■ **What to do**
Using the listing below, select the lines with the word "Martin" and copy them.

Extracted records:
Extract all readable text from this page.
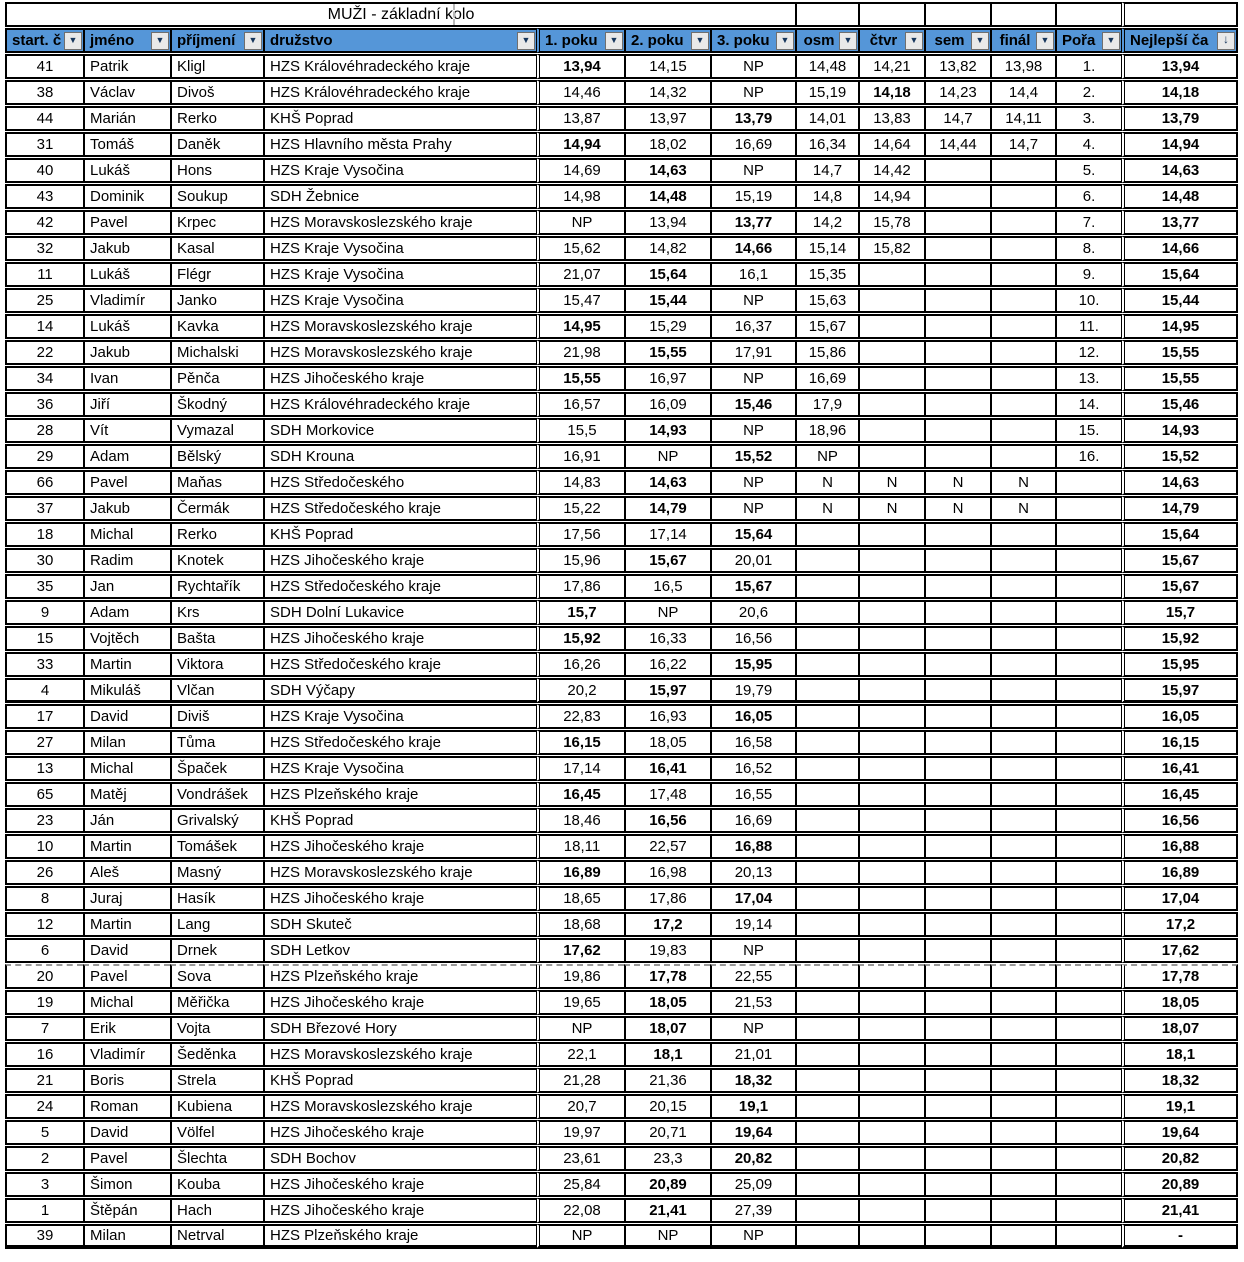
MUŽI - základní kolo						

start. č ▼	jméno ▼	příjmení ▼	družstvo ▼	1. poku ▼	2. poku ▼	3. poku ▼	osm ▼	čtvr ▼	sem ▼	finál ▼	Pořa ▼	Nejlepší ča ↓

41	Patrik	Kligl	HZS Královéhradeckého kraje	13,94	14,15	NP	14,48	14,21	13,82	13,98	1.	13,94
38	Václav	Divoš	HZS Královéhradeckého kraje	14,46	14,32	NP	15,19	14,18	14,23	14,4	2.	14,18
44	Marián	Rerko	KHŠ Poprad	13,87	13,97	13,79	14,01	13,83	14,7	14,11	3.	13,79
31	Tomáš	Daněk	HZS Hlavního města Prahy	14,94	18,02	16,69	16,34	14,64	14,44	14,7	4.	14,94
40	Lukáš	Hons	HZS Kraje Vysočina	14,69	14,63	NP	14,7	14,42			5.	14,63
43	Dominik	Soukup	SDH Žebnice	14,98	14,48	15,19	14,8	14,94			6.	14,48
42	Pavel	Krpec	HZS Moravskoslezského kraje	NP	13,94	13,77	14,2	15,78			7.	13,77
32	Jakub	Kasal	HZS Kraje Vysočina	15,62	14,82	14,66	15,14	15,82			8.	14,66
11	Lukáš	Flégr	HZS Kraje Vysočina	21,07	15,64	16,1	15,35				9.	15,64
25	Vladimír	Janko	HZS Kraje Vysočina	15,47	15,44	NP	15,63				10.	15,44
14	Lukáš	Kavka	HZS Moravskoslezského kraje	14,95	15,29	16,37	15,67				11.	14,95
22	Jakub	Michalski	HZS Moravskoslezského kraje	21,98	15,55	17,91	15,86				12.	15,55
34	Ivan	Pěnča	HZS Jihočeského kraje	15,55	16,97	NP	16,69				13.	15,55
36	Jiří	Škodný	HZS Královéhradeckého kraje	16,57	16,09	15,46	17,9				14.	15,46
28	Vít	Vymazal	SDH Morkovice	15,5	14,93	NP	18,96				15.	14,93
29	Adam	Bělský	SDH Krouna	16,91	NP	15,52	NP				16.	15,52
66	Pavel	Maňas	HZS Středočeského	14,83	14,63	NP	N	N	N	N		14,63
37	Jakub	Čermák	HZS Středočeského kraje	15,22	14,79	NP	N	N	N	N		14,79
18	Michal	Rerko	KHŠ Poprad	17,56	17,14	15,64						15,64
30	Radim	Knotek	HZS Jihočeského kraje	15,96	15,67	20,01						15,67
35	Jan	Rychtařík	HZS Středočeského kraje	17,86	16,5	15,67						15,67
9	Adam	Krs	SDH Dolní Lukavice	15,7	NP	20,6						15,7
15	Vojtěch	Bašta	HZS Jihočeského kraje	15,92	16,33	16,56						15,92
33	Martin	Viktora	HZS Středočeského kraje	16,26	16,22	15,95						15,95
4	Mikuláš	Vlčan	SDH Výčapy	20,2	15,97	19,79						15,97
17	David	Diviš	HZS Kraje Vysočina	22,83	16,93	16,05						16,05
27	Milan	Tůma	HZS Středočeského kraje	16,15	18,05	16,58						16,15
13	Michal	Špaček	HZS Kraje Vysočina	17,14	16,41	16,52						16,41
65	Matěj	Vondrášek	HZS Plzeňského kraje	16,45	17,48	16,55						16,45
23	Ján	Grivalský	KHŠ Poprad	18,46	16,56	16,69						16,56
10	Martin	Tomášek	HZS Jihočeského kraje	18,11	22,57	16,88						16,88
26	Aleš	Masný	HZS Moravskoslezského kraje	16,89	16,98	20,13						16,89
8	Juraj	Hasík	HZS Jihočeského kraje	18,65	17,86	17,04						17,04
12	Martin	Lang	SDH Skuteč	18,68	17,2	19,14						17,2
6	David	Drnek	SDH Letkov	17,62	19,83	NP						17,62
20	Pavel	Sova	HZS Plzeňského kraje	19,86	17,78	22,55						17,78
19	Michal	Měřička	HZS Jihočeského kraje	19,65	18,05	21,53						18,05
7	Erik	Vojta	SDH Březové Hory	NP	18,07	NP						18,07
16	Vladimír	Šeděnka	HZS Moravskoslezského kraje	22,1	18,1	21,01						18,1
21	Boris	Strela	KHŠ Poprad	21,28	21,36	18,32						18,32
24	Roman	Kubiena	HZS Moravskoslezského kraje	20,7	20,15	19,1						19,1
5	David	Völfel	HZS Jihočeského kraje	19,97	20,71	19,64						19,64
2	Pavel	Šlechta	SDH Bochov	23,61	23,3	20,82						20,82
3	Šimon	Kouba	HZS Jihočeského kraje	25,84	20,89	25,09						20,89
1	Štěpán	Hach	HZS Jihočeského kraje	22,08	21,41	27,39						21,41
39	Milan	Netrval	HZS Plzeňského kraje	NP	NP	NP						-
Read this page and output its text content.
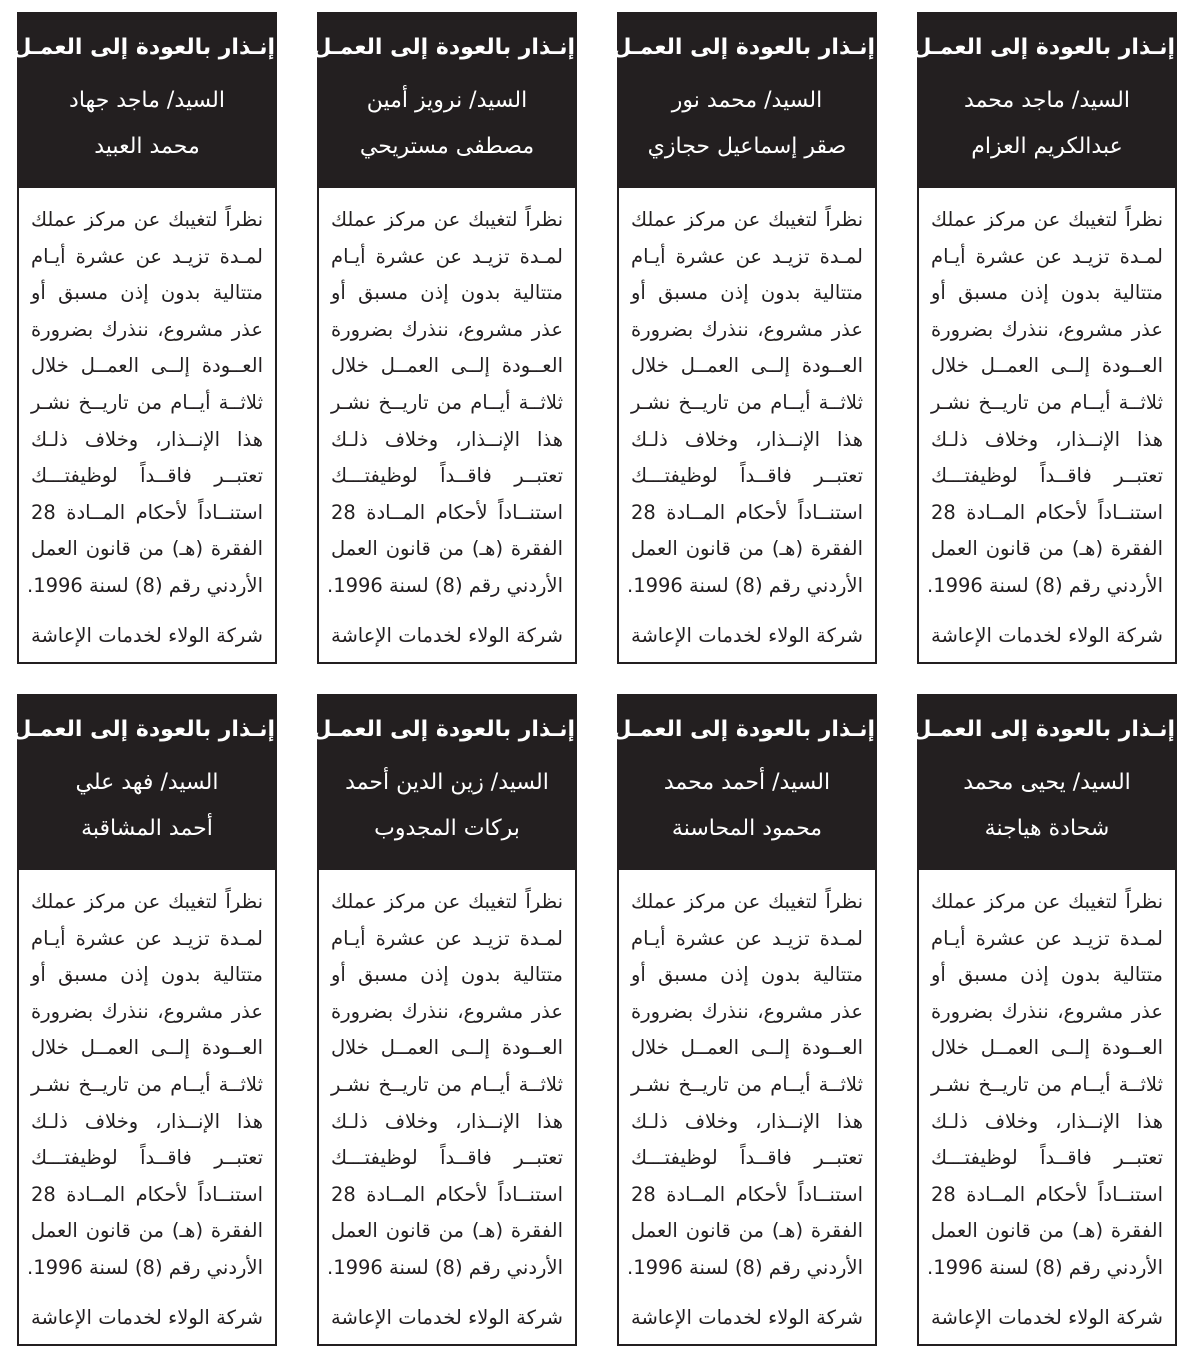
إنـذار بالعودة إلى العمـل
السيد/ ماجد محمد
عبدالكريم العزام
نظراً لتغيبك عن مركز عملك
لمـدة تزيـد عن عشرة أيـام
متتالية بدون إذن مسبق أو
عذر مشروع، ننذرك بضرورة
العــودة إلــى العمــل خلال
ثلاثــة أيــام من تاريــخ نشـر
هذا الإنــذار، وخلاف ذلـك
تعتبــر فاقــداً لوظيفتـــك
استنــاداً لأحكام المــادة 28
الفقرة (هـ) من قانون العمل
الأردني رقم (8) لسنة 1996.
شركة الولاء لخدمات الإعاشة
إنـذار بالعودة إلى العمـل
السيد/ محمد نور
صقر إسماعيل حجازي
نظراً لتغيبك عن مركز عملك
لمـدة تزيـد عن عشرة أيـام
متتالية بدون إذن مسبق أو
عذر مشروع، ننذرك بضرورة
العــودة إلــى العمــل خلال
ثلاثــة أيــام من تاريــخ نشـر
هذا الإنــذار، وخلاف ذلـك
تعتبــر فاقــداً لوظيفتـــك
استنــاداً لأحكام المــادة 28
الفقرة (هـ) من قانون العمل
الأردني رقم (8) لسنة 1996.
شركة الولاء لخدمات الإعاشة
إنـذار بالعودة إلى العمـل
السيد/ نرويز أمين
مصطفى مستريحي
نظراً لتغيبك عن مركز عملك
لمـدة تزيـد عن عشرة أيـام
متتالية بدون إذن مسبق أو
عذر مشروع، ننذرك بضرورة
العــودة إلــى العمــل خلال
ثلاثــة أيــام من تاريــخ نشـر
هذا الإنــذار، وخلاف ذلـك
تعتبــر فاقــداً لوظيفتـــك
استنــاداً لأحكام المــادة 28
الفقرة (هـ) من قانون العمل
الأردني رقم (8) لسنة 1996.
شركة الولاء لخدمات الإعاشة
إنـذار بالعودة إلى العمـل
السيد/ ماجد جهاد
محمد العبيد
نظراً لتغيبك عن مركز عملك
لمـدة تزيـد عن عشرة أيـام
متتالية بدون إذن مسبق أو
عذر مشروع، ننذرك بضرورة
العــودة إلــى العمــل خلال
ثلاثــة أيــام من تاريــخ نشـر
هذا الإنــذار، وخلاف ذلـك
تعتبــر فاقــداً لوظيفتـــك
استنــاداً لأحكام المــادة 28
الفقرة (هـ) من قانون العمل
الأردني رقم (8) لسنة 1996.
شركة الولاء لخدمات الإعاشة
إنـذار بالعودة إلى العمـل
السيد/ يحيى محمد
شحادة هياجنة
نظراً لتغيبك عن مركز عملك
لمـدة تزيـد عن عشرة أيـام
متتالية بدون إذن مسبق أو
عذر مشروع، ننذرك بضرورة
العــودة إلــى العمــل خلال
ثلاثــة أيــام من تاريــخ نشـر
هذا الإنــذار، وخلاف ذلـك
تعتبــر فاقــداً لوظيفتـــك
استنــاداً لأحكام المــادة 28
الفقرة (هـ) من قانون العمل
الأردني رقم (8) لسنة 1996.
شركة الولاء لخدمات الإعاشة
إنـذار بالعودة إلى العمـل
السيد/ أحمد محمد
محمود المحاسنة
نظراً لتغيبك عن مركز عملك
لمـدة تزيـد عن عشرة أيـام
متتالية بدون إذن مسبق أو
عذر مشروع، ننذرك بضرورة
العــودة إلــى العمــل خلال
ثلاثــة أيــام من تاريــخ نشـر
هذا الإنــذار، وخلاف ذلـك
تعتبــر فاقــداً لوظيفتـــك
استنــاداً لأحكام المــادة 28
الفقرة (هـ) من قانون العمل
الأردني رقم (8) لسنة 1996.
شركة الولاء لخدمات الإعاشة
إنـذار بالعودة إلى العمـل
السيد/ زين الدين أحمد
بركات المجدوب
نظراً لتغيبك عن مركز عملك
لمـدة تزيـد عن عشرة أيـام
متتالية بدون إذن مسبق أو
عذر مشروع، ننذرك بضرورة
العــودة إلــى العمــل خلال
ثلاثــة أيــام من تاريــخ نشـر
هذا الإنــذار، وخلاف ذلـك
تعتبــر فاقــداً لوظيفتـــك
استنــاداً لأحكام المــادة 28
الفقرة (هـ) من قانون العمل
الأردني رقم (8) لسنة 1996.
شركة الولاء لخدمات الإعاشة
إنـذار بالعودة إلى العمـل
السيد/ فهد علي
أحمد المشاقبة
نظراً لتغيبك عن مركز عملك
لمـدة تزيـد عن عشرة أيـام
متتالية بدون إذن مسبق أو
عذر مشروع، ننذرك بضرورة
العــودة إلــى العمــل خلال
ثلاثــة أيــام من تاريــخ نشـر
هذا الإنــذار، وخلاف ذلـك
تعتبــر فاقــداً لوظيفتـــك
استنــاداً لأحكام المــادة 28
الفقرة (هـ) من قانون العمل
الأردني رقم (8) لسنة 1996.
شركة الولاء لخدمات الإعاشة
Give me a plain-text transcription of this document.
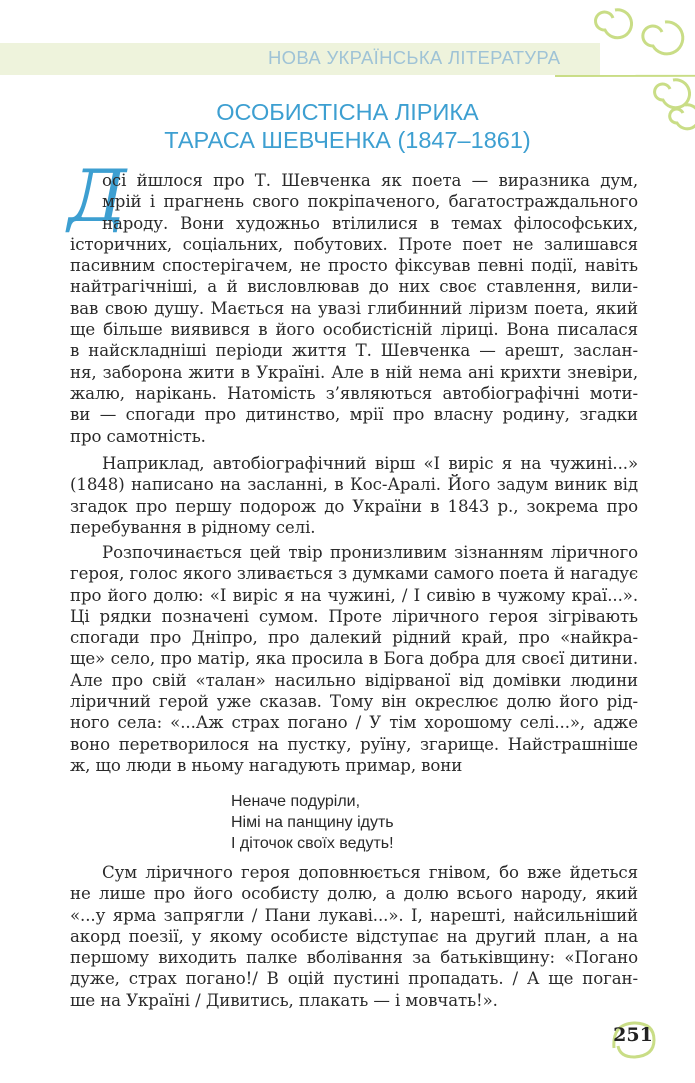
НОВА УКРАЇНСЬКА ЛІТЕРАТУРА
ОСОБИСТІСНА ЛІРИКА
ТАРАСА ШЕВЧЕНКА (1847–1861)
Д
осі йшлося про Т. Шевченка як поета — виразника дум,
мрій і прагнень свого покріпаченого, багатостраждального
народу. Вони художньо втілилися в темах філософських,
історичних, соціальних, побутових. Проте поет не залишався
пасивним спостерігачем, не просто фіксував певні події, навіть
найтрагічніші, а й висловлював до них своє ставлення, вили-
вав свою душу. Мається на увазі глибинний ліризм поета, який
ще більше виявився в його особистісній ліриці. Вона писалася
в найскладніші періоди життя Т. Шевченка — арешт, заслан-
ня, заборона жити в Україні. Але в ній нема ані крихти зневіри,
жалю, нарікань. Натомість з’являються автобіографічні моти-
ви — спогади про дитинство, мрії про власну родину, згадки
про самотність.
Наприклад, автобіографічний вірш «І виріс я на чужині...»
(1848) написано на засланні, в Кос-Аралі. Його задум виник від
згадок про першу подорож до України в 1843 р., зокрема про
перебування в рідному селі.
Розпочинається цей твір пронизливим зізнанням ліричного
героя, голос якого зливається з думками самого поета й нагадує
про його долю: «І виріс я на чужині, / І сивію в чужому краї...».
Ці рядки позначені сумом. Проте ліричного героя зігрівають
спогади про Дніпро, про далекий рідний край, про «найкра-
ще» село, про матір, яка просила в Бога добра для своєї дитини.
Але про свій «талан» насильно відірваної від домівки людини
ліричний герой уже сказав. Тому він окреслює долю його рід-
ного села: «...Аж страх погано / У тім хорошому селі...», адже
воно перетворилося на пустку, руїну, згарище. Найстрашніше
ж, що люди в ньому нагадують примар, вони
Неначе подуріли,
Німі на панщину ідуть
І діточок своїх ведуть!
Сум ліричного героя доповнюється гнівом, бо вже йдеться
не лише про його особисту долю, а долю всього народу, який
«...у ярма запрягли / Пани лукаві...». І, нарешті, найсильніший
акорд поезії, у якому особисте відступає на другий план, а на
першому виходить палке вболівання за батьківщину: «Погано
дуже, страх погано!/ В оцій пустині пропадать. / А ще поган-
ше на Україні / Дивитись, плакать — і мовчать!».
251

■ **Response to this exercise**
33	Martin	Viktora	HZS Středočeského kraje	16,26	16,22	15,95						15,95
10	Martin	Tomášek	HZS Jihočeského kraje	18,11	22,57	16,88						16,88
12	Martin	Lang	SDH Skuteč	18,68	17,2	19,14						17,2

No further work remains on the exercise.